─── Entries shown ───

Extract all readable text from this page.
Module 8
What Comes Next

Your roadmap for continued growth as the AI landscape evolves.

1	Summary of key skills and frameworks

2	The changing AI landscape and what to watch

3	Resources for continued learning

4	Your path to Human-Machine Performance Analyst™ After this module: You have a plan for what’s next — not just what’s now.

───
─── Entries shown ───

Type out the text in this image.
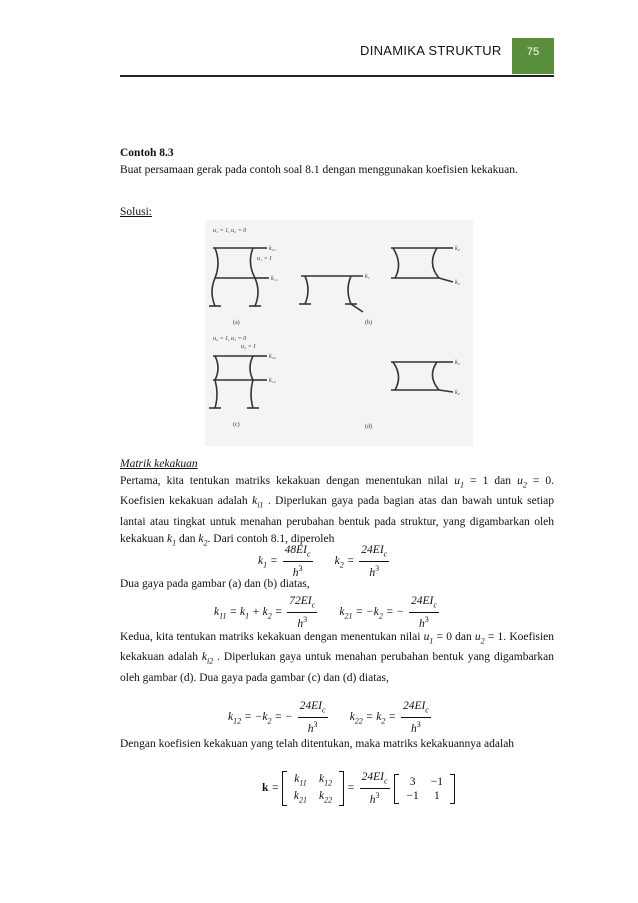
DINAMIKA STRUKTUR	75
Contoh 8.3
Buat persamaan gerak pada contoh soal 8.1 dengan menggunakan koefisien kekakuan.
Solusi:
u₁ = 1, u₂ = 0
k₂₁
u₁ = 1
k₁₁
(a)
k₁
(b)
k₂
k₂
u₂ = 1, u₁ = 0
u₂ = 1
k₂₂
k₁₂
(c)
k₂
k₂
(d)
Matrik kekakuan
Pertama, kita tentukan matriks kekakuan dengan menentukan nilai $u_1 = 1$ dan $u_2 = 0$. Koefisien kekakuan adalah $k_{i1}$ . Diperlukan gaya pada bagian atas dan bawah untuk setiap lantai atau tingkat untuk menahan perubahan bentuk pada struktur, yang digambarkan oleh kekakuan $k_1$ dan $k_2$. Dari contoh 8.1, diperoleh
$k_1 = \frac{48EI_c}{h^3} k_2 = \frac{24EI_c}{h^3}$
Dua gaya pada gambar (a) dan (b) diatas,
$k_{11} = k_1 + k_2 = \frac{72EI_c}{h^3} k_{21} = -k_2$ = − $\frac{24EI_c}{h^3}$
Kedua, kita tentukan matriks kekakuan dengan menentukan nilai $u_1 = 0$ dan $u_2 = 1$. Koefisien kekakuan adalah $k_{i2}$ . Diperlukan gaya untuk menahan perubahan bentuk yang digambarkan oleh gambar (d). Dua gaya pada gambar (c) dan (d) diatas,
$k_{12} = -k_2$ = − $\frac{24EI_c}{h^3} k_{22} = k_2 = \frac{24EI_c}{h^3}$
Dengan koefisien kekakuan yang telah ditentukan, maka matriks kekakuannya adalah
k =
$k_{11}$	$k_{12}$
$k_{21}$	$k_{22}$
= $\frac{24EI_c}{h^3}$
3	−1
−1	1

───

Copy every single line of the material above that holds "menentukan".

Pertama, kita tentukan matriks kekakuan dengan menentukan nilai $u_1 = 1$ dan $u_2 = 0$. Koefisien kekakuan adalah $k_{i1}$ . Diperlukan gaya pada bagian atas dan bawah untuk setiap lantai atau tingkat untuk menahan perubahan bentuk pada struktur, yang digambarkan oleh kekakuan $k_1$ dan $k_2$. Dari contoh 8.1, diperoleh
Kedua, kita tentukan matriks kekakuan dengan menentukan nilai $u_1 = 0$ dan $u_2 = 1$. Koefisien kekakuan adalah $k_{i2}$ . Diperlukan gaya untuk menahan perubahan bentuk yang digambarkan oleh gambar (d). Dua gaya pada gambar (c) dan (d) diatas,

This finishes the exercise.